---------- Information given

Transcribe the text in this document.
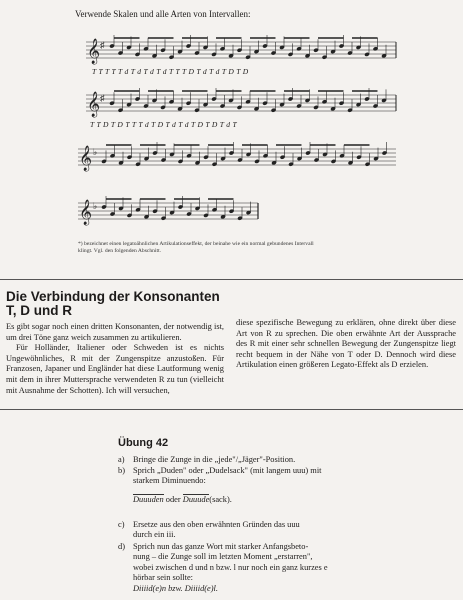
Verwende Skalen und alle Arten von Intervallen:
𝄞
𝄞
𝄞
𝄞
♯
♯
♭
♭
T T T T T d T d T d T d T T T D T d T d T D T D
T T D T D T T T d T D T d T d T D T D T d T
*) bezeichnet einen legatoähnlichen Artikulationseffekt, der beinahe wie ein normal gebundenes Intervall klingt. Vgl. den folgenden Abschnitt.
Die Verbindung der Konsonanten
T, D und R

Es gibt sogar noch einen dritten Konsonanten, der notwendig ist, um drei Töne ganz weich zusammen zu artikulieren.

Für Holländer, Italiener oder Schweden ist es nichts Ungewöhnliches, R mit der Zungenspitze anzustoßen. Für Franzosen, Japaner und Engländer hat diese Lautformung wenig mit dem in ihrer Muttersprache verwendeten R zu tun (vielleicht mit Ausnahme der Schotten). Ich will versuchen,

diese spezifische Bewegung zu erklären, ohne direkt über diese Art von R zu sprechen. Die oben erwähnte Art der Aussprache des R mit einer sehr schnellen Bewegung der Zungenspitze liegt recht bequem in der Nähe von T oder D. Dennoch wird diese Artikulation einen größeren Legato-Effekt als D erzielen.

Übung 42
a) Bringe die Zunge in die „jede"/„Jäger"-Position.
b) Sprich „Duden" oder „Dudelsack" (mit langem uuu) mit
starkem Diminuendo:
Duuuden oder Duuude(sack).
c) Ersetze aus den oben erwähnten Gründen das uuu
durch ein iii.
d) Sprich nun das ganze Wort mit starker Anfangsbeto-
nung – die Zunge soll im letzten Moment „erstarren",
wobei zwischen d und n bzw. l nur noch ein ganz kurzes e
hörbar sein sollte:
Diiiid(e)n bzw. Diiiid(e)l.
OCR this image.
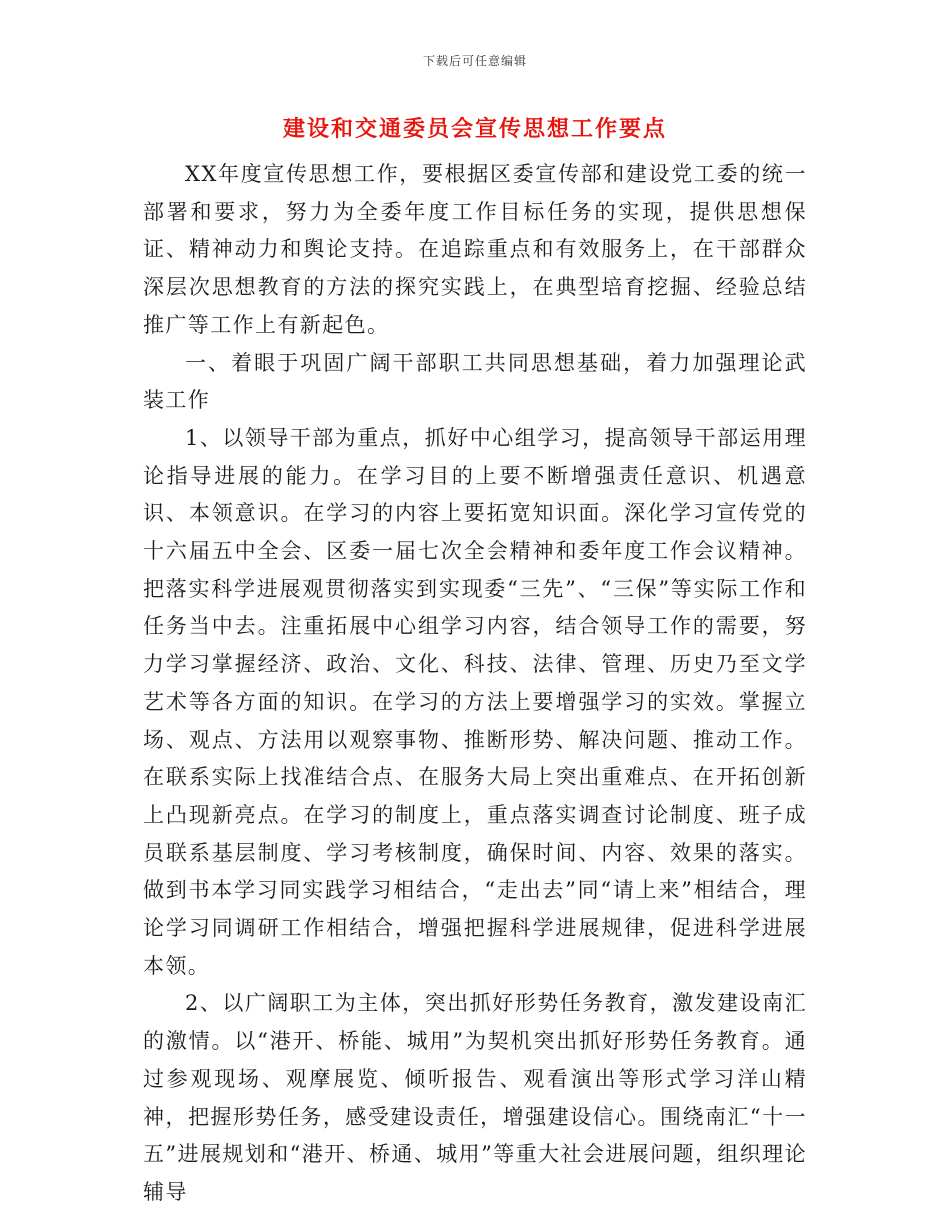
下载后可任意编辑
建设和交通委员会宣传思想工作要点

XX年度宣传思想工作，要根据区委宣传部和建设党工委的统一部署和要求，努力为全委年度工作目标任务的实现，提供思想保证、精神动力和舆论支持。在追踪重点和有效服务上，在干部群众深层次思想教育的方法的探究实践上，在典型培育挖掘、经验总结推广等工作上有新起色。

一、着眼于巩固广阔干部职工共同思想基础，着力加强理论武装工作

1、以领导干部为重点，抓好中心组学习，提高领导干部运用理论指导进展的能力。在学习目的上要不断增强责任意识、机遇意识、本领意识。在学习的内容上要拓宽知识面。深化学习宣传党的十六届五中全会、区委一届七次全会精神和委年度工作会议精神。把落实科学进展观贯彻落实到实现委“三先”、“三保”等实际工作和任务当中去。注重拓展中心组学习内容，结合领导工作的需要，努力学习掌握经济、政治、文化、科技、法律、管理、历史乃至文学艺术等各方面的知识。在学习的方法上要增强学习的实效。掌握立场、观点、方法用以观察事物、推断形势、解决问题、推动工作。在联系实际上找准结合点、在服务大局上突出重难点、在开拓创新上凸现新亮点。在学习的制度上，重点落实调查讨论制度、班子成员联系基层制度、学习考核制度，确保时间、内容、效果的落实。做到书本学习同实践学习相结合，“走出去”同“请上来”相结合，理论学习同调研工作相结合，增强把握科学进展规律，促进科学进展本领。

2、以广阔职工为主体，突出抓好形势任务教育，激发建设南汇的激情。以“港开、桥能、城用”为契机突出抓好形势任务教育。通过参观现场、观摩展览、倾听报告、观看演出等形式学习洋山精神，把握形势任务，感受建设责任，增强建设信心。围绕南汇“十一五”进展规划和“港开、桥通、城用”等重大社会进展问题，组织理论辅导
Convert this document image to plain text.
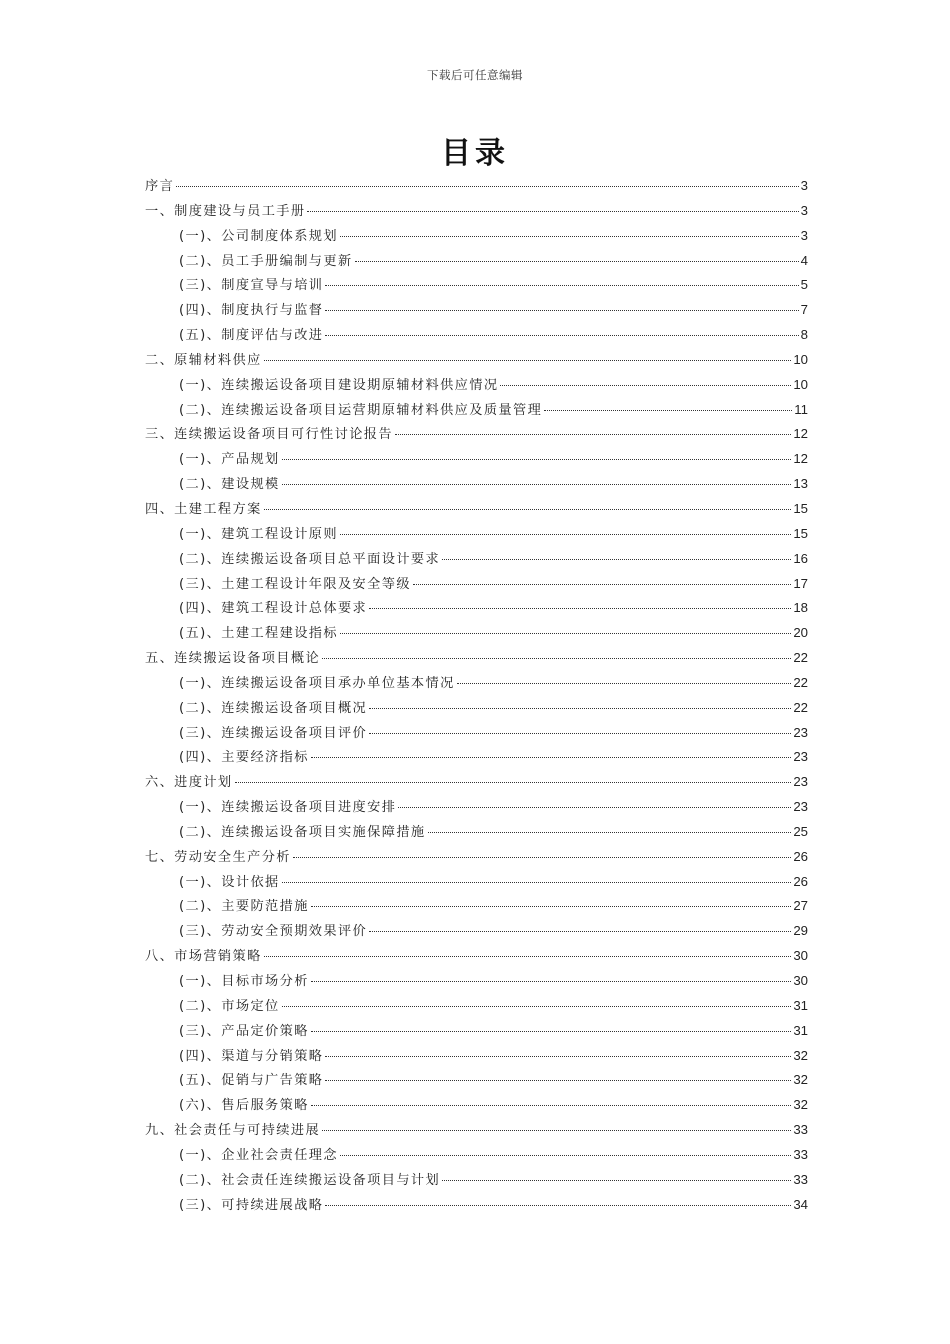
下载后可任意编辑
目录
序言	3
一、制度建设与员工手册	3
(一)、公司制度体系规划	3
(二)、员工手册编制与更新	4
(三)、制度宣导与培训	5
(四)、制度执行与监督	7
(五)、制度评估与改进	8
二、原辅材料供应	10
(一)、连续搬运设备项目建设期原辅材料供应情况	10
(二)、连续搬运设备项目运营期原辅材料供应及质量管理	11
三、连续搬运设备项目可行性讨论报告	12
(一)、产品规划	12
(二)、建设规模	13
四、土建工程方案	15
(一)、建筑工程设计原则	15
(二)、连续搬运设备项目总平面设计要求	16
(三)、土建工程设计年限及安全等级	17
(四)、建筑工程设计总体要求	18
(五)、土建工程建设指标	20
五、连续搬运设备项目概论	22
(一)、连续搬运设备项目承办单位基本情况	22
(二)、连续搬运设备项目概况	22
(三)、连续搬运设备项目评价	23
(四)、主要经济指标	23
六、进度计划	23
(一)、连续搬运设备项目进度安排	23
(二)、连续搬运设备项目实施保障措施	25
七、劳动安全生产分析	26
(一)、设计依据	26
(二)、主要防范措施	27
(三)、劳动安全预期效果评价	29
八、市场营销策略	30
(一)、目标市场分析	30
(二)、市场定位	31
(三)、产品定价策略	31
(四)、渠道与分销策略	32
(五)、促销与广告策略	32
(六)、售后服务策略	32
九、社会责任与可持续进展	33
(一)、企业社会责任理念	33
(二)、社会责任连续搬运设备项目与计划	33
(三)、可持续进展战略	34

--------------------

Pictures stay out; reproduce every line of the records exactly.

### Written response:
Transcribe the text in this document.
Verwende Skalen und alle Arten von Intervallen:
𝄞
𝄞
𝄞
𝄞
♯
♯
♭
♭
T T T T T d T d T d T d T T T D T d T d T D T D
T T D T D T T T d T D T d T d T D T D T d T
*) bezeichnet einen legatoähnlichen Artikulationseffekt, der beinahe wie ein normal gebundenes Intervall klingt. Vgl. den folgenden Abschnitt.
Die Verbindung der Konsonanten
T, D und R

Es gibt sogar noch einen dritten Konsonanten, der notwendig ist, um drei Töne ganz weich zusammen zu artikulieren.

Für Holländer, Italiener oder Schweden ist es nichts Ungewöhnliches, R mit der Zungenspitze anzustoßen. Für Franzosen, Japaner und Engländer hat diese Lautformung wenig mit dem in ihrer Muttersprache verwendeten R zu tun (vielleicht mit Ausnahme der Schotten). Ich will versuchen,

diese spezifische Bewegung zu erklären, ohne direkt über diese Art von R zu sprechen. Die oben erwähnte Art der Aussprache des R mit einer sehr schnellen Bewegung der Zungenspitze liegt recht bequem in der Nähe von T oder D. Dennoch wird diese Artikulation einen größeren Legato-Effekt als D erzielen.

Übung 42
a) Bringe die Zunge in die „jede"/„Jäger"-Position.
b) Sprich „Duden" oder „Dudelsack" (mit langem uuu) mit
starkem Diminuendo:
Duuuden oder Duuude(sack).
c) Ersetze aus den oben erwähnten Gründen das uuu
durch ein iii.
d) Sprich nun das ganze Wort mit starker Anfangsbeto-
nung – die Zunge soll im letzten Moment „erstarren",
wobei zwischen d und n bzw. l nur noch ein ganz kurzes e
hörbar sein sollte:
Diiiid(e)n bzw. Diiiid(e)l.
OCR this image.
下载后可任意编辑
建设和交通委员会宣传思想工作要点

XX年度宣传思想工作，要根据区委宣传部和建设党工委的统一部署和要求，努力为全委年度工作目标任务的实现，提供思想保证、精神动力和舆论支持。在追踪重点和有效服务上，在干部群众深层次思想教育的方法的探究实践上，在典型培育挖掘、经验总结推广等工作上有新起色。

一、着眼于巩固广阔干部职工共同思想基础，着力加强理论武装工作

1、以领导干部为重点，抓好中心组学习，提高领导干部运用理论指导进展的能力。在学习目的上要不断增强责任意识、机遇意识、本领意识。在学习的内容上要拓宽知识面。深化学习宣传党的十六届五中全会、区委一届七次全会精神和委年度工作会议精神。把落实科学进展观贯彻落实到实现委“三先”、“三保”等实际工作和任务当中去。注重拓展中心组学习内容，结合领导工作的需要，努力学习掌握经济、政治、文化、科技、法律、管理、历史乃至文学艺术等各方面的知识。在学习的方法上要增强学习的实效。掌握立场、观点、方法用以观察事物、推断形势、解决问题、推动工作。在联系实际上找准结合点、在服务大局上突出重难点、在开拓创新上凸现新亮点。在学习的制度上，重点落实调查讨论制度、班子成员联系基层制度、学习考核制度，确保时间、内容、效果的落实。做到书本学习同实践学习相结合，“走出去”同“请上来”相结合，理论学习同调研工作相结合，增强把握科学进展规律，促进科学进展本领。

2、以广阔职工为主体，突出抓好形势任务教育，激发建设南汇的激情。以“港开、桥能、城用”为契机突出抓好形势任务教育。通过参观现场、观摩展览、倾听报告、观看演出等形式学习洋山精神，把握形势任务，感受建设责任，增强建设信心。围绕南汇“十一五”进展规划和“港开、桥通、城用”等重大社会进展问题，组织理论辅导
Convert this document image to plain text.
下载后可任意编辑
目录
序言	3
一、制度建设与员工手册	3
(一)、公司制度体系规划	3
(二)、员工手册编制与更新	4
(三)、制度宣导与培训	5
(四)、制度执行与监督	7
(五)、制度评估与改进	8
二、原辅材料供应	10
(一)、连续搬运设备项目建设期原辅材料供应情况	10
(二)、连续搬运设备项目运营期原辅材料供应及质量管理	11
三、连续搬运设备项目可行性讨论报告	12
(一)、产品规划	12
(二)、建设规模	13
四、土建工程方案	15
(一)、建筑工程设计原则	15
(二)、连续搬运设备项目总平面设计要求	16
(三)、土建工程设计年限及安全等级	17
(四)、建筑工程设计总体要求	18
(五)、土建工程建设指标	20
五、连续搬运设备项目概论	22
(一)、连续搬运设备项目承办单位基本情况	22
(二)、连续搬运设备项目概况	22
(三)、连续搬运设备项目评价	23
(四)、主要经济指标	23
六、进度计划	23
(一)、连续搬运设备项目进度安排	23
(二)、连续搬运设备项目实施保障措施	25
七、劳动安全生产分析	26
(一)、设计依据	26
(二)、主要防范措施	27
(三)、劳动安全预期效果评价	29
八、市场营销策略	30
(一)、目标市场分析	30
(二)、市场定位	31
(三)、产品定价策略	31
(四)、渠道与分销策略	32
(五)、促销与广告策略	32
(六)、售后服务策略	32
九、社会责任与可持续进展	33
(一)、企业社会责任理念	33
(二)、社会责任连续搬运设备项目与计划	33
(三)、可持续进展战略	34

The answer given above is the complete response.